%%

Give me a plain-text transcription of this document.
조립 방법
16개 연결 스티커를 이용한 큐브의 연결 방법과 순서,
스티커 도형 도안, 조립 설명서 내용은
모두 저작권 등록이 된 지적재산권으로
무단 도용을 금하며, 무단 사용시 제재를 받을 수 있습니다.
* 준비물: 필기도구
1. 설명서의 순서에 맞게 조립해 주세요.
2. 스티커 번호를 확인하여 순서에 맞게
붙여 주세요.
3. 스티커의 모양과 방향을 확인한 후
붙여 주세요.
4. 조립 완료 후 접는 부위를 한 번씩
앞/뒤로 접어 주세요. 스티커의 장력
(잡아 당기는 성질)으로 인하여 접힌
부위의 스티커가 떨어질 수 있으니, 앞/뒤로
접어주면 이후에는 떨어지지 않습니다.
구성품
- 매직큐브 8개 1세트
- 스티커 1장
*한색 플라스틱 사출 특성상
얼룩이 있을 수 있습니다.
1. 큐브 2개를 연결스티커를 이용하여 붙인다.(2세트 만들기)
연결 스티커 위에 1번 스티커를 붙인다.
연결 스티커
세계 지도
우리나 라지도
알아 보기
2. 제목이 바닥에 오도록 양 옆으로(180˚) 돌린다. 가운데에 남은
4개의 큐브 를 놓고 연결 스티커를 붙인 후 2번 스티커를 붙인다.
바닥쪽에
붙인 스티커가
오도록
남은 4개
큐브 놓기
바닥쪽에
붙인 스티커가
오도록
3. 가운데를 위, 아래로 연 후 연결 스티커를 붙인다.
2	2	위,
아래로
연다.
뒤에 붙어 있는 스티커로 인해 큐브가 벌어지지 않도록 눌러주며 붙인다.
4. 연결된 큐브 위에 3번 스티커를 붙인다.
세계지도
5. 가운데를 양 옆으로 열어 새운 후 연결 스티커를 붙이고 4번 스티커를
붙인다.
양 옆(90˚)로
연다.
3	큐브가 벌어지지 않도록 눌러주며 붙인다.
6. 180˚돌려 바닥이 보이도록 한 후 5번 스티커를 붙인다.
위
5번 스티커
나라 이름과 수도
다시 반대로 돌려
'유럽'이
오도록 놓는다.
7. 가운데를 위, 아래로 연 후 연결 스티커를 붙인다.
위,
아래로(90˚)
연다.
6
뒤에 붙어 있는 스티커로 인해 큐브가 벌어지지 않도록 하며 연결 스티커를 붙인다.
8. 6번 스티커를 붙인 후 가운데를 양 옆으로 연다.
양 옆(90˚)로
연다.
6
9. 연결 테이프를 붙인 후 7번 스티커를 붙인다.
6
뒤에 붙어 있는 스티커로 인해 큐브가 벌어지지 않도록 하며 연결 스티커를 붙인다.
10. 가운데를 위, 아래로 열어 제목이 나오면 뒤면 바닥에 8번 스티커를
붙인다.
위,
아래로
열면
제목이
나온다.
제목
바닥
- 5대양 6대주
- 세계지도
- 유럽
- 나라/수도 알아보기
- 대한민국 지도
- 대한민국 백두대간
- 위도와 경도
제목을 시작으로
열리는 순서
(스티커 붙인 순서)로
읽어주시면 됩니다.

%%

▸ SHORT TASK:
Copy each line of the data above that holds "있습니다".

▸ RESULT:
무단 도용을 금하며, 무단 사용시 제재를 받을 수 있습니다.
얼룩이 있을 수 있습니다.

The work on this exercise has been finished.